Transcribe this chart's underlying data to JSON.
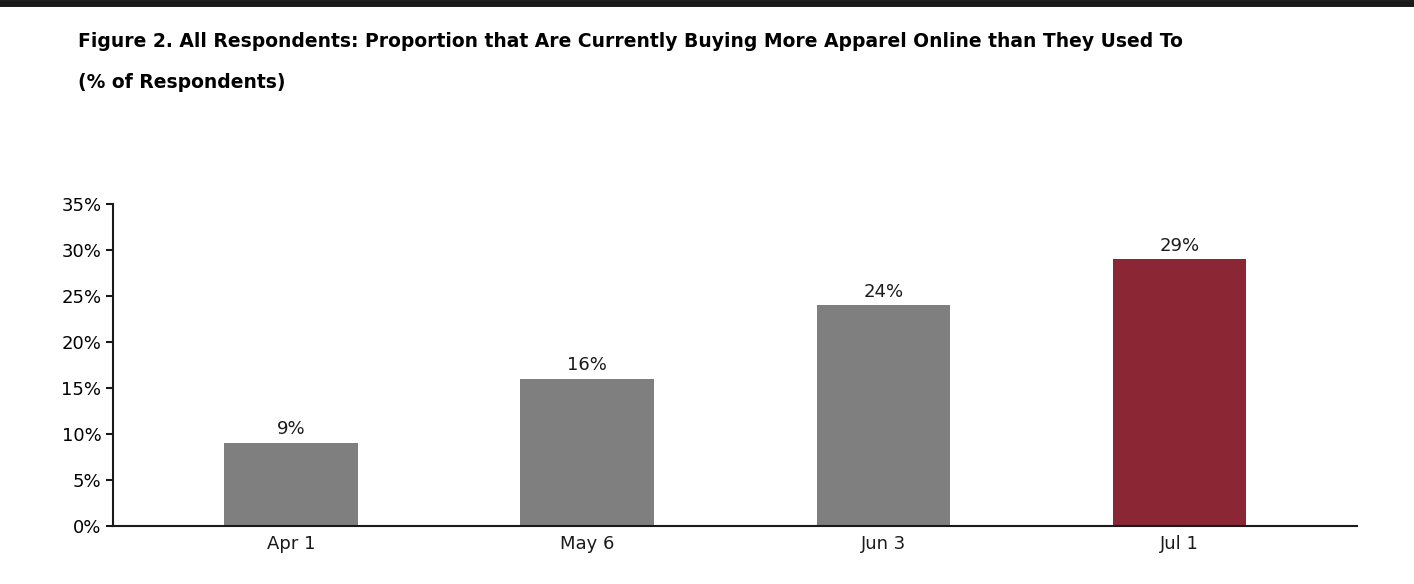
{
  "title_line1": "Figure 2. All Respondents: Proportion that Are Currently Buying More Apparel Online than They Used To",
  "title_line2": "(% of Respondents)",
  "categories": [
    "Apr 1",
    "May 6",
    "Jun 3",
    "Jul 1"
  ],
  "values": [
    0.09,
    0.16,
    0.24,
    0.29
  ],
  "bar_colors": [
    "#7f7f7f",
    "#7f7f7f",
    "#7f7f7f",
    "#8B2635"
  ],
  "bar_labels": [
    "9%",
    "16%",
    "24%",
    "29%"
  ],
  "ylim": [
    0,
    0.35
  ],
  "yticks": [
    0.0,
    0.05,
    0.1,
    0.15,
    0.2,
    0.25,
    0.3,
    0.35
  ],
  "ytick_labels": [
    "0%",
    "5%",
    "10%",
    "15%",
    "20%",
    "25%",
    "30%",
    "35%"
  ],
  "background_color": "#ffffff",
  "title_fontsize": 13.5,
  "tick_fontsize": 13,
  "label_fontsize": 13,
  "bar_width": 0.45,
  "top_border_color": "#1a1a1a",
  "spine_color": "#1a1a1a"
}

★ ★ ★

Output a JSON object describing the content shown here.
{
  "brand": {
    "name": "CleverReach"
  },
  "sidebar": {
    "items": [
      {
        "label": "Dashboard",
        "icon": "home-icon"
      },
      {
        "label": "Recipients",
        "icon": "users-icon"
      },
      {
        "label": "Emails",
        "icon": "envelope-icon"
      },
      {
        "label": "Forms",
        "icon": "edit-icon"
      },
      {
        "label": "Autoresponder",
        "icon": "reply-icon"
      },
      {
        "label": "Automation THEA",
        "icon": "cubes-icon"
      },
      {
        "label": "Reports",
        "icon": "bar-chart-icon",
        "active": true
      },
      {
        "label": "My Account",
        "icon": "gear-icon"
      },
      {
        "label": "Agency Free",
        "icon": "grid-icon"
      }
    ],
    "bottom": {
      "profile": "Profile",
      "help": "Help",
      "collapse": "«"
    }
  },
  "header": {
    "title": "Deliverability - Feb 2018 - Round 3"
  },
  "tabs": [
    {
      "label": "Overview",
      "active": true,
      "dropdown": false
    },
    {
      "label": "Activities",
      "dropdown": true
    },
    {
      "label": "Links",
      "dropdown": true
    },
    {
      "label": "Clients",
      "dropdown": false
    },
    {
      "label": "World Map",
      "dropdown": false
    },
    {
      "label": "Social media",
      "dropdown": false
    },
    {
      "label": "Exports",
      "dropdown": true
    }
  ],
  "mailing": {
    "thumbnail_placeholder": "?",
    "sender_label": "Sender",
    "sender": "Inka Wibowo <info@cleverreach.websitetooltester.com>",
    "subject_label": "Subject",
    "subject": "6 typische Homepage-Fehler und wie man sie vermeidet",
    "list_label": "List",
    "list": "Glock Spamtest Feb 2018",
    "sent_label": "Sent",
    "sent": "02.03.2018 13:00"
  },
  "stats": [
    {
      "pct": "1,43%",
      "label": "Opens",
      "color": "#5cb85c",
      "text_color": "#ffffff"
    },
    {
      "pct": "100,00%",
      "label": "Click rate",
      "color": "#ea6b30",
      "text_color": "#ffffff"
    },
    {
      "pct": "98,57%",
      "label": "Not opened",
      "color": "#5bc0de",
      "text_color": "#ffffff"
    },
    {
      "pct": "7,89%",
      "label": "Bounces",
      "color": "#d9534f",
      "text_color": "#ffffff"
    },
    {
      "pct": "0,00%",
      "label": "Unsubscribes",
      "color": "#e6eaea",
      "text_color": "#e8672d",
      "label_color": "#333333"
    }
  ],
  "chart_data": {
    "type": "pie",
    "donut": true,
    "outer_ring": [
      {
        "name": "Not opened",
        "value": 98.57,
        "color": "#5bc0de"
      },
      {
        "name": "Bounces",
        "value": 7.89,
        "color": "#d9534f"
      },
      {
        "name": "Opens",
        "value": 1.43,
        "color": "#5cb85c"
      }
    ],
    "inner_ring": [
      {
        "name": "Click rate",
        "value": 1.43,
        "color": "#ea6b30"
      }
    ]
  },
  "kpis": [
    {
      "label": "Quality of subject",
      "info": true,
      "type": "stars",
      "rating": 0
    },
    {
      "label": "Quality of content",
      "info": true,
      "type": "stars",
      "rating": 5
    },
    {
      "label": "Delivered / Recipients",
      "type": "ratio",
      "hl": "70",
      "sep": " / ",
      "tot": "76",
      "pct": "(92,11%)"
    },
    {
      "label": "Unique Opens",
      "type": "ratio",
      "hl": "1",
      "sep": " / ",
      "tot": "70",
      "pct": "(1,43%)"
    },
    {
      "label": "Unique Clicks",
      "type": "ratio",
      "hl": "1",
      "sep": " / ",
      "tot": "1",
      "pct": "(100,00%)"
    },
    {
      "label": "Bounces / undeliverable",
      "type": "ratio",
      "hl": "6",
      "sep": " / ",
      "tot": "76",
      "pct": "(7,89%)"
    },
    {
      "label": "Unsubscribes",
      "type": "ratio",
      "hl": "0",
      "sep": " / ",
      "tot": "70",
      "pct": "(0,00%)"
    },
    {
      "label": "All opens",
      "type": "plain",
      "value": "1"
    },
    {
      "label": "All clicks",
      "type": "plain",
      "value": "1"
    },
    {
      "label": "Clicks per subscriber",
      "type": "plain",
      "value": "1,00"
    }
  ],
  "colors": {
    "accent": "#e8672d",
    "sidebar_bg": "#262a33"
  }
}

★ ★ ★

### Exercise
Using the material above, report each line where "Recipients" occurs.

### Solution
        "label": "Recipients",
      "label": "Delivered / Recipients",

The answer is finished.